AIM OF THE TASK
Identify every row below that contains the word "title" and copy each of those rows in full. Case counts when matching.

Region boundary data
"""

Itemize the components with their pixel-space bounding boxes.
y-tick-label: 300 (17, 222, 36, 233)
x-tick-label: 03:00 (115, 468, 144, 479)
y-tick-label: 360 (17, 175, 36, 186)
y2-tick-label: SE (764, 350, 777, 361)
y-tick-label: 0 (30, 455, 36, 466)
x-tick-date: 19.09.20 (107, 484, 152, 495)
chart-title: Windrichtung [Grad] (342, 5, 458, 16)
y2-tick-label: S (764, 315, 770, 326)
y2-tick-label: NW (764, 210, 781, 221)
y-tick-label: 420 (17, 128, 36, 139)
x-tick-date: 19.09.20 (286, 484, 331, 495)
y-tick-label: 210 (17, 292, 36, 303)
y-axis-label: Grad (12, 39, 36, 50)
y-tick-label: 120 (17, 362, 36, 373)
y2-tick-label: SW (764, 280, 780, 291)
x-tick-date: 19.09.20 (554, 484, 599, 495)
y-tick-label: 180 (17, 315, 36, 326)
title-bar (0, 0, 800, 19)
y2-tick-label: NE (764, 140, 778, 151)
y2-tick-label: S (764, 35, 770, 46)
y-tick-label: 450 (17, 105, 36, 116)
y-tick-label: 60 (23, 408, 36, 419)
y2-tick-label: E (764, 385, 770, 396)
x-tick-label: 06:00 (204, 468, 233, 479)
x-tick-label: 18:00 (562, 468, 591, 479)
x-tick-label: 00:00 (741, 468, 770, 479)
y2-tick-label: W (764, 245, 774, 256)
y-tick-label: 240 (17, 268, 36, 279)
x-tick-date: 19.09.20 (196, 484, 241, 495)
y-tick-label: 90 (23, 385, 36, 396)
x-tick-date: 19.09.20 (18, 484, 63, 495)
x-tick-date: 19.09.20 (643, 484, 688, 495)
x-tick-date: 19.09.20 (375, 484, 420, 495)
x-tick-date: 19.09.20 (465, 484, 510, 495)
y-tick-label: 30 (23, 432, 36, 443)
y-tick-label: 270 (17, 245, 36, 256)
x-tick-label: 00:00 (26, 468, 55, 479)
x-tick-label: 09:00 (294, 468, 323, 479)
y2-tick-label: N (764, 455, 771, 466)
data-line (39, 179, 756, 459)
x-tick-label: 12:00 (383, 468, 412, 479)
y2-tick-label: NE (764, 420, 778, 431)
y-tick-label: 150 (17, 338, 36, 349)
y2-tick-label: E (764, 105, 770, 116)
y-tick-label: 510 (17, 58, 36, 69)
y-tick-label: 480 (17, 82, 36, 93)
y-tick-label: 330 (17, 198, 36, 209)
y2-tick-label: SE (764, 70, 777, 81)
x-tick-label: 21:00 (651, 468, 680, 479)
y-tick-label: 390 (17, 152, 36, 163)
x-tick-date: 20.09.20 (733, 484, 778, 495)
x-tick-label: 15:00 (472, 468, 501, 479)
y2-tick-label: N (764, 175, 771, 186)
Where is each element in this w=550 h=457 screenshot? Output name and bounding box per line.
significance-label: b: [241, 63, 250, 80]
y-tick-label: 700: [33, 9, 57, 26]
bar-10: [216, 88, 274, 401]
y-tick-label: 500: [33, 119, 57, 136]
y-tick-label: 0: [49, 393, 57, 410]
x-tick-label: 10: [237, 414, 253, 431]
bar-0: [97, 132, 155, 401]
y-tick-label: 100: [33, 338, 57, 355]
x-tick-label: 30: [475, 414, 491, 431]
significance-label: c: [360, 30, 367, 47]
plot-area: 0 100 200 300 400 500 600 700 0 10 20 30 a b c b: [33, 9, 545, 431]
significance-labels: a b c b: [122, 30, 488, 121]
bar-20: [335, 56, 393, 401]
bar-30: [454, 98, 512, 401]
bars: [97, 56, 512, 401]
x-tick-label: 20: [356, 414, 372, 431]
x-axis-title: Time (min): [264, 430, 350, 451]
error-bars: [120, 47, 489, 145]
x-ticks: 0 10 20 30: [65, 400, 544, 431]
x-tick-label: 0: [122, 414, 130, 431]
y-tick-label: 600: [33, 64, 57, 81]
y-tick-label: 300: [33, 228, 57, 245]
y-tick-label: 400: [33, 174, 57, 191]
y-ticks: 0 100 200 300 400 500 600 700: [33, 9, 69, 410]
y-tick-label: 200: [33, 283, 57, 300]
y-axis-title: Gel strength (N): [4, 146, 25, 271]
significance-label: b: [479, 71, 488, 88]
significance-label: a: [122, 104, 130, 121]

"""

WRITTEN RESPONSE
chart-title: Windrichtung [Grad] (342, 5, 458, 16)
title-bar (0, 0, 800, 19)
x-axis-title: Time (min): [264, 430, 350, 451]
y-axis-title: Gel strength (N): [4, 146, 25, 271]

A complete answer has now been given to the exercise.